▶ **Description of the task**
Can you return, word for word, the part of the cash flow passage from "The decrease in outflows was primarily" up to and including "recur this year."?

▶ **Quoted passage**
┌──
Cash flows used in investing activities during the nine months ended September
30, 2013, were $468 million compared to $701 million in the prior year period.
The decrease in outflows was primarily due to $156 million in non-hedging
interest rate swap settlements paid in the prior year period that did not
recur this year, as well as lower capital expenditures during the nine months
ended September 30, 2013, compared to the prior year period, primarily due to
the timing of our construction projects and turbine modernization program.
Also contributing to the decrease in outflows was $12 million of transmission
credits related to the construction of our Russell City Energy Center that
were purchased in the prior year period and did not recur this year.

Cash flows used in financing activities were $207 million and were primarily
related to the execution of our share repurchase program, offset by net
proceeds associated with the refinancing of our CCFC notes and the receipt of
proceeds from project debt related to our Russell City and Los Esteros
construction projects.
└──
▶ **Material shown**
┌──
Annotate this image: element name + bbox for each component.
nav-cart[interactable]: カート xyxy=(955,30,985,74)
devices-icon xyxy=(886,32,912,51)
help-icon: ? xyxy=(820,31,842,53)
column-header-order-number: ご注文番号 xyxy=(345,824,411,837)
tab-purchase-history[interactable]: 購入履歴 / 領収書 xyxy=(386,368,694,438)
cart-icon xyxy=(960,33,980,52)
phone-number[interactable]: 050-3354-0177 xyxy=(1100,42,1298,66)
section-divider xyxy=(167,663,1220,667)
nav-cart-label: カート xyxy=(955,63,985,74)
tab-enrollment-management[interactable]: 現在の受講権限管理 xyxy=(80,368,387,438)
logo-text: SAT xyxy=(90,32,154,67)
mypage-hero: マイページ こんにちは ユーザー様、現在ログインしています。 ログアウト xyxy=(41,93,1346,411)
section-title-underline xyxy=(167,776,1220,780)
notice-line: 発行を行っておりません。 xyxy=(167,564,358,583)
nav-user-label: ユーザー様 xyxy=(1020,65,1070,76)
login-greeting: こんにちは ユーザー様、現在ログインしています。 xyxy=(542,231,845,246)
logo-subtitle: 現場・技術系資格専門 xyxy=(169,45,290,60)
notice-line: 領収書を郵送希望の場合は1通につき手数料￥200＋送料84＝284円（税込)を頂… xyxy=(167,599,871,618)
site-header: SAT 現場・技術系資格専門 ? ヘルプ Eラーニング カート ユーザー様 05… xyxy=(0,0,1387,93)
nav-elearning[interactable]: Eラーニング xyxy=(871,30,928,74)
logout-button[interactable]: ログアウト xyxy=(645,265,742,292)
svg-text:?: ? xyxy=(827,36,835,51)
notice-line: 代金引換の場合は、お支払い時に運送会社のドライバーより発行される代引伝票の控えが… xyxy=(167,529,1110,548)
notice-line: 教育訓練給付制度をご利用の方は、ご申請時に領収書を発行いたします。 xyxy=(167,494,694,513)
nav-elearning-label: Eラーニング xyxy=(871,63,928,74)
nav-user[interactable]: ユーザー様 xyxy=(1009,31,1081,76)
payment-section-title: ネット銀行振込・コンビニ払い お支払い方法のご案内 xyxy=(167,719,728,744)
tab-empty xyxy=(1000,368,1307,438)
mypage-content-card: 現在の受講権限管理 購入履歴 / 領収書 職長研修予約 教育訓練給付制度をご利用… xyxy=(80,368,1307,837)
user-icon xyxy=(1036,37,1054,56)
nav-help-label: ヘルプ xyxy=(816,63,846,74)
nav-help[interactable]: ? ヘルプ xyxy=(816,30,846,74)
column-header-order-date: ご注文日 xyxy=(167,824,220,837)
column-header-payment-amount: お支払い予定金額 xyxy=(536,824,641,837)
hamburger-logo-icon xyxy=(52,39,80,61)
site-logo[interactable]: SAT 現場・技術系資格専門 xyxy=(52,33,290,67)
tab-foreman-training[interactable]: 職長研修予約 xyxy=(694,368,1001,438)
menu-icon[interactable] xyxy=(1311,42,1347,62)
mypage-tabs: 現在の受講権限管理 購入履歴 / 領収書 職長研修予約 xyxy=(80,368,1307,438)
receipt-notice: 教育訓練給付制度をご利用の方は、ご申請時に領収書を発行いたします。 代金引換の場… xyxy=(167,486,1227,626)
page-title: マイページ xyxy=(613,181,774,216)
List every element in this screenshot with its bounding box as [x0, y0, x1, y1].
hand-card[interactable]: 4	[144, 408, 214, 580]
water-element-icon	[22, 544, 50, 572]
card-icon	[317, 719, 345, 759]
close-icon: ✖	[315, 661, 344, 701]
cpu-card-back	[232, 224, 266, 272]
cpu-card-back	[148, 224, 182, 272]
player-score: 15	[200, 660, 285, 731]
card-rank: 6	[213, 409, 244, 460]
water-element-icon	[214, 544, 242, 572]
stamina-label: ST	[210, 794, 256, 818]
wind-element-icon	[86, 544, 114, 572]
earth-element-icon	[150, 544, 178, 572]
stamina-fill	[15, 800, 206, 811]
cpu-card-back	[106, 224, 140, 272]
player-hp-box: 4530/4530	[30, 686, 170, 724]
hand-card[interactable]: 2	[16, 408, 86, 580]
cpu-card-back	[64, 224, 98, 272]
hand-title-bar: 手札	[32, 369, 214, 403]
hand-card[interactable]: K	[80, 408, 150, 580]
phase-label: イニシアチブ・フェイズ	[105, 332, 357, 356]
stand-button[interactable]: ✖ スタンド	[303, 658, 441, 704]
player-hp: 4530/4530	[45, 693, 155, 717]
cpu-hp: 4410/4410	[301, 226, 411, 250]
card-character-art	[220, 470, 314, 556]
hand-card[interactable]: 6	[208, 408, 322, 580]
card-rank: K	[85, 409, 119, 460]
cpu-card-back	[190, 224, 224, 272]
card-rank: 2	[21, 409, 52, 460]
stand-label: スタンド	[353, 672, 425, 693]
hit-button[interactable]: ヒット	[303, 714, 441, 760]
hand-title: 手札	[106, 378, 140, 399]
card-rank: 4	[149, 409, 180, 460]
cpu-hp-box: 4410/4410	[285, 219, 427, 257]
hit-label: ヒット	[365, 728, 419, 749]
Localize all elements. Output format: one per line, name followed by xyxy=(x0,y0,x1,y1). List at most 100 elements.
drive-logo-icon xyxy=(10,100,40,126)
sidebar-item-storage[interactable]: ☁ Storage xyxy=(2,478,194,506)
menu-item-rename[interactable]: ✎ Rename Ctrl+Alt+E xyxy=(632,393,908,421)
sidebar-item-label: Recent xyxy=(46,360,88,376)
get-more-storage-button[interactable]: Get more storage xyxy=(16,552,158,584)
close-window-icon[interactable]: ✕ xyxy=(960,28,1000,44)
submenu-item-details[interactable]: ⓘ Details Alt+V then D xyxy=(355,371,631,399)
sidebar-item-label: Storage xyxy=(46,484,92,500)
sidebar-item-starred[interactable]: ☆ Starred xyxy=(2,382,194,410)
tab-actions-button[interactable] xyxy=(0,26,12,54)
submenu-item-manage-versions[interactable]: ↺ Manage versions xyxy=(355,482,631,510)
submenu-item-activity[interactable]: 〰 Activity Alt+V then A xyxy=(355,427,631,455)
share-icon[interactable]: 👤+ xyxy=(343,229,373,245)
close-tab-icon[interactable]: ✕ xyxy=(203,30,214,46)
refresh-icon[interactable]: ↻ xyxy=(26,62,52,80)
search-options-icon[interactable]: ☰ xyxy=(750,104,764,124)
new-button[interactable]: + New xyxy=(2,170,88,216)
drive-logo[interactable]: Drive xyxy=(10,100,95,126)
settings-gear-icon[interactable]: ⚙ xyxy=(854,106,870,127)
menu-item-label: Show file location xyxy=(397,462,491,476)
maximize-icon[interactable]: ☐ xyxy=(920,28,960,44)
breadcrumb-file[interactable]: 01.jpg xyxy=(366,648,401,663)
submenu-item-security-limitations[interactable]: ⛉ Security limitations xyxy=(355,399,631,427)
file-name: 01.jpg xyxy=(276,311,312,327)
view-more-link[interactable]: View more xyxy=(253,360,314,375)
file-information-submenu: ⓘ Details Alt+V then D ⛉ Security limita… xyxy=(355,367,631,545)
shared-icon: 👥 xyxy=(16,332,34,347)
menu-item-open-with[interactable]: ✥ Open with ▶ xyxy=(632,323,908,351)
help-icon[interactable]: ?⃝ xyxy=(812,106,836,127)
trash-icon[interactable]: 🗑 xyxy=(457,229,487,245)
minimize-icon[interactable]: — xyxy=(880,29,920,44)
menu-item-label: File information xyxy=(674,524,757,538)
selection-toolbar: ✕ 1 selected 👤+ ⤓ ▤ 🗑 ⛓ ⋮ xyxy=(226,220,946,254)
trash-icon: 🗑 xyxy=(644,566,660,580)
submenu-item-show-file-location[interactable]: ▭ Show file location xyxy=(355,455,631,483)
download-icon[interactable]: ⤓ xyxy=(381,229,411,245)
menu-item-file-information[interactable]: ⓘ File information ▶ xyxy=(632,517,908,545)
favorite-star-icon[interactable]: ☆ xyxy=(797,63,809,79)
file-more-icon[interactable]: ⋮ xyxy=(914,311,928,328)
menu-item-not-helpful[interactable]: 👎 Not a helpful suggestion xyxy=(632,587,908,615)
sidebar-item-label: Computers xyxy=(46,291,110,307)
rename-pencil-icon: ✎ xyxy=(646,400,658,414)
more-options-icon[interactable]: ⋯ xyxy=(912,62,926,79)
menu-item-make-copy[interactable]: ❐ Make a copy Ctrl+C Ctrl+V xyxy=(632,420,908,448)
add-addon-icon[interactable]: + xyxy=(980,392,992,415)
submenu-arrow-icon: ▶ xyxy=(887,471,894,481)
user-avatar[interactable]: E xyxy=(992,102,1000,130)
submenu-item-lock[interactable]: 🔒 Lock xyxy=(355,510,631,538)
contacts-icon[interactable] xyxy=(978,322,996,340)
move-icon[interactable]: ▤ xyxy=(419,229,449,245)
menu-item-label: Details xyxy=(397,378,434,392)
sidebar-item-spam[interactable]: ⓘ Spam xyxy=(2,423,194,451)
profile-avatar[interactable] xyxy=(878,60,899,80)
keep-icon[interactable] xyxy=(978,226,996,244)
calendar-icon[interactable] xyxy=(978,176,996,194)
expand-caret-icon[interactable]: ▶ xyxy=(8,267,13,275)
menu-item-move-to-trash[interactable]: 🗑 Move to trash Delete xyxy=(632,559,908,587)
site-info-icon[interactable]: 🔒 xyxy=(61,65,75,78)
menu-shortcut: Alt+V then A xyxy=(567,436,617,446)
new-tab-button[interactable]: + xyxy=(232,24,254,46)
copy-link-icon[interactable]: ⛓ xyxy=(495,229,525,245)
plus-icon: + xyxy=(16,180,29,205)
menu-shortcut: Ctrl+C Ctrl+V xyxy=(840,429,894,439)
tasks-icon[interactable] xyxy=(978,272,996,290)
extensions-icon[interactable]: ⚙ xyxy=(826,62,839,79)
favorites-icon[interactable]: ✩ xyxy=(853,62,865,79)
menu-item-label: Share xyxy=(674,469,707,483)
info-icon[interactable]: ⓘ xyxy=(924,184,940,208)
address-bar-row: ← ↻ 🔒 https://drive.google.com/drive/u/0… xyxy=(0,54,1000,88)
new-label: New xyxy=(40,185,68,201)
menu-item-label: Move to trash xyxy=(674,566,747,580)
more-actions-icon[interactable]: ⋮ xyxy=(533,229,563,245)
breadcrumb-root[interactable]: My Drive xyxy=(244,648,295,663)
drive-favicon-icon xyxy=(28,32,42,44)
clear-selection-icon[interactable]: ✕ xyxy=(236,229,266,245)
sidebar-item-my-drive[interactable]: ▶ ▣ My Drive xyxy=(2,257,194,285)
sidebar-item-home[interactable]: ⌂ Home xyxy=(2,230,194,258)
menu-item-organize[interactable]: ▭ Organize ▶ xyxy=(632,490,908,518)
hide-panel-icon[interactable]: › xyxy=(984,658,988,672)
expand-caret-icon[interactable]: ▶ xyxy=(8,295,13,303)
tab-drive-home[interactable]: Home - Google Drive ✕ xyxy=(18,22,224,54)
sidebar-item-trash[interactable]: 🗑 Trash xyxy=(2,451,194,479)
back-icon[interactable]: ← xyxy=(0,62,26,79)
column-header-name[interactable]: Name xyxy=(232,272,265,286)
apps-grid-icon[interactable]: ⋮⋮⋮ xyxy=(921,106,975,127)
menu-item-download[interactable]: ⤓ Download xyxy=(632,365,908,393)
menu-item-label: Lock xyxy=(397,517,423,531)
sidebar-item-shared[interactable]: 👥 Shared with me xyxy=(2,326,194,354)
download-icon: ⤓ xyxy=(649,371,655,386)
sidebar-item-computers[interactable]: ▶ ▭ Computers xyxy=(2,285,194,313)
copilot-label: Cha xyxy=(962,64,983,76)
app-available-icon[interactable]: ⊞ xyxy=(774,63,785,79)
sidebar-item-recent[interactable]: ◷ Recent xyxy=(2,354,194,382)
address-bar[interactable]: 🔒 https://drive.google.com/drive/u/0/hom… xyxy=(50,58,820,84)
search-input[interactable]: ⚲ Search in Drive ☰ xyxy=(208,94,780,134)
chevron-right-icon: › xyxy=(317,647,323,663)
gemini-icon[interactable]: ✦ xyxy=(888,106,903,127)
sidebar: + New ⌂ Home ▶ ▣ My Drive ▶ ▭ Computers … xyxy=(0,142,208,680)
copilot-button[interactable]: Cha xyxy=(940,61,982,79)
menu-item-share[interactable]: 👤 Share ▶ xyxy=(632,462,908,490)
└──
▶ **Exercise response**
The decrease in outflows was primarily due to $156 million in non-hedging
interest rate swap settlements paid in the prior year period that did not
recur this year, as well as lower capital expenditures during the nine months
ended September 30, 2013, compared to the prior year period, primarily due to
the timing of our construction projects and turbine modernization program.
Also contributing to the decrease in outflows was $12 million of transmission
credits related to the construction of our Russell City Energy Center that
were purchased in the prior year period and did not recur this year.